Each line of the material must be repeated precisely, with the pictures left out.

=== Raw data ===

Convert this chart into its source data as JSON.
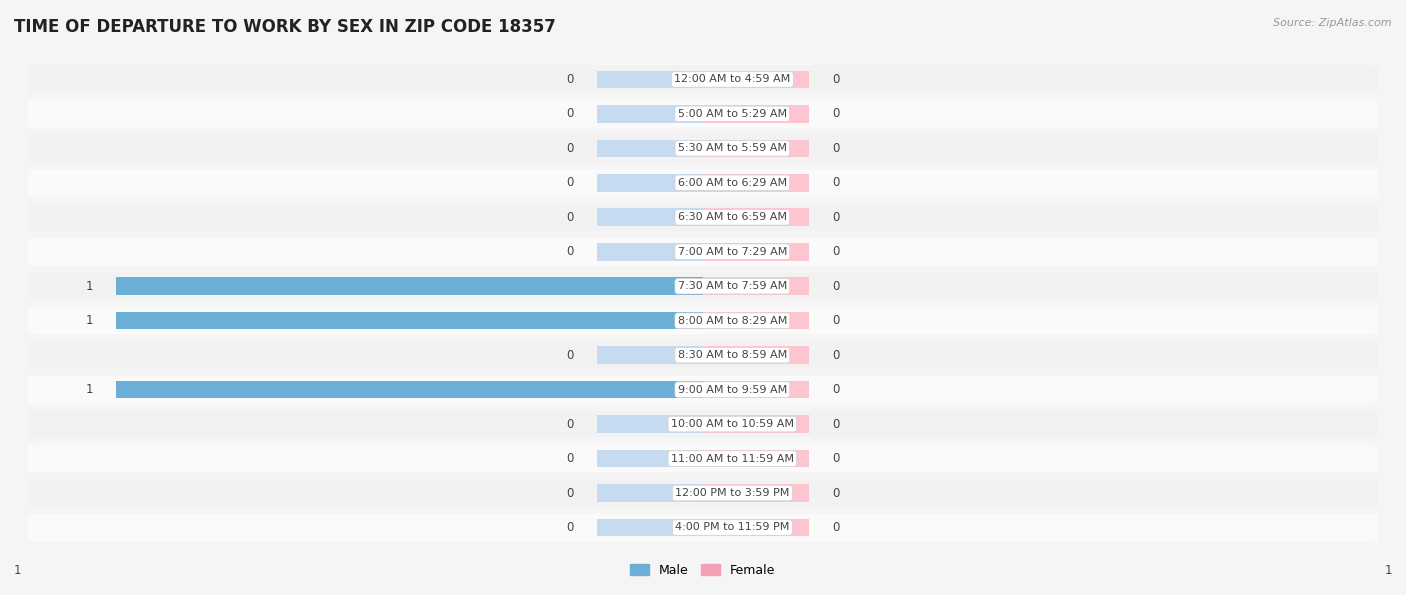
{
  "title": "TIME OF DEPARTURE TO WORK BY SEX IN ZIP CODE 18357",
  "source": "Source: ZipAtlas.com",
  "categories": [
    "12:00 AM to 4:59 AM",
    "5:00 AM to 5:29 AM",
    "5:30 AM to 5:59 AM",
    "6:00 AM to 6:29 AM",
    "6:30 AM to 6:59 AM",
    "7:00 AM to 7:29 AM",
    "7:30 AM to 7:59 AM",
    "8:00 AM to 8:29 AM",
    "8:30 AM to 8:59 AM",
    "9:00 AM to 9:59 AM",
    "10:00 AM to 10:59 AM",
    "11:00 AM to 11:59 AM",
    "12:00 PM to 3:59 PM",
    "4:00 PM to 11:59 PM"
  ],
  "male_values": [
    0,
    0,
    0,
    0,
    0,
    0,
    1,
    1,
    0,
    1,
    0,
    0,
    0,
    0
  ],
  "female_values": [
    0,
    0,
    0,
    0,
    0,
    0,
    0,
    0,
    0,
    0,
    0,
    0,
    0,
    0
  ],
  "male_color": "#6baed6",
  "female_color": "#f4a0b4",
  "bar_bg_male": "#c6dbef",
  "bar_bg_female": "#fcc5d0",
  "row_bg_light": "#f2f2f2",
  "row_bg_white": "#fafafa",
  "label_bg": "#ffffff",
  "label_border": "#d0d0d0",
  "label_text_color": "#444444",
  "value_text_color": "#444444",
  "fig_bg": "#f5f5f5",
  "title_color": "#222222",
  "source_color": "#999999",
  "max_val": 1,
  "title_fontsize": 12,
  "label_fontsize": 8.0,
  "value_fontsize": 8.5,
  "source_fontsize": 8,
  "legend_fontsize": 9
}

===

**Output below:**
Convert this chart into its source data as JSON.
{
  "title": "TIME OF DEPARTURE TO WORK BY SEX IN ZIP CODE 18357",
  "source": "Source: ZipAtlas.com",
  "categories": [
    "12:00 AM to 4:59 AM",
    "5:00 AM to 5:29 AM",
    "5:30 AM to 5:59 AM",
    "6:00 AM to 6:29 AM",
    "6:30 AM to 6:59 AM",
    "7:00 AM to 7:29 AM",
    "7:30 AM to 7:59 AM",
    "8:00 AM to 8:29 AM",
    "8:30 AM to 8:59 AM",
    "9:00 AM to 9:59 AM",
    "10:00 AM to 10:59 AM",
    "11:00 AM to 11:59 AM",
    "12:00 PM to 3:59 PM",
    "4:00 PM to 11:59 PM"
  ],
  "male_values": [
    0,
    0,
    0,
    0,
    0,
    0,
    1,
    1,
    0,
    1,
    0,
    0,
    0,
    0
  ],
  "female_values": [
    0,
    0,
    0,
    0,
    0,
    0,
    0,
    0,
    0,
    0,
    0,
    0,
    0,
    0
  ],
  "male_color": "#6baed6",
  "female_color": "#f4a0b4",
  "bar_bg_male": "#c6dbef",
  "bar_bg_female": "#fcc5d0",
  "row_bg_light": "#f2f2f2",
  "row_bg_white": "#fafafa",
  "label_bg": "#ffffff",
  "label_border": "#d0d0d0",
  "label_text_color": "#444444",
  "value_text_color": "#444444",
  "fig_bg": "#f5f5f5",
  "title_color": "#222222",
  "source_color": "#999999",
  "max_val": 1,
  "title_fontsize": 12,
  "label_fontsize": 8.0,
  "value_fontsize": 8.5,
  "source_fontsize": 8,
  "legend_fontsize": 9
}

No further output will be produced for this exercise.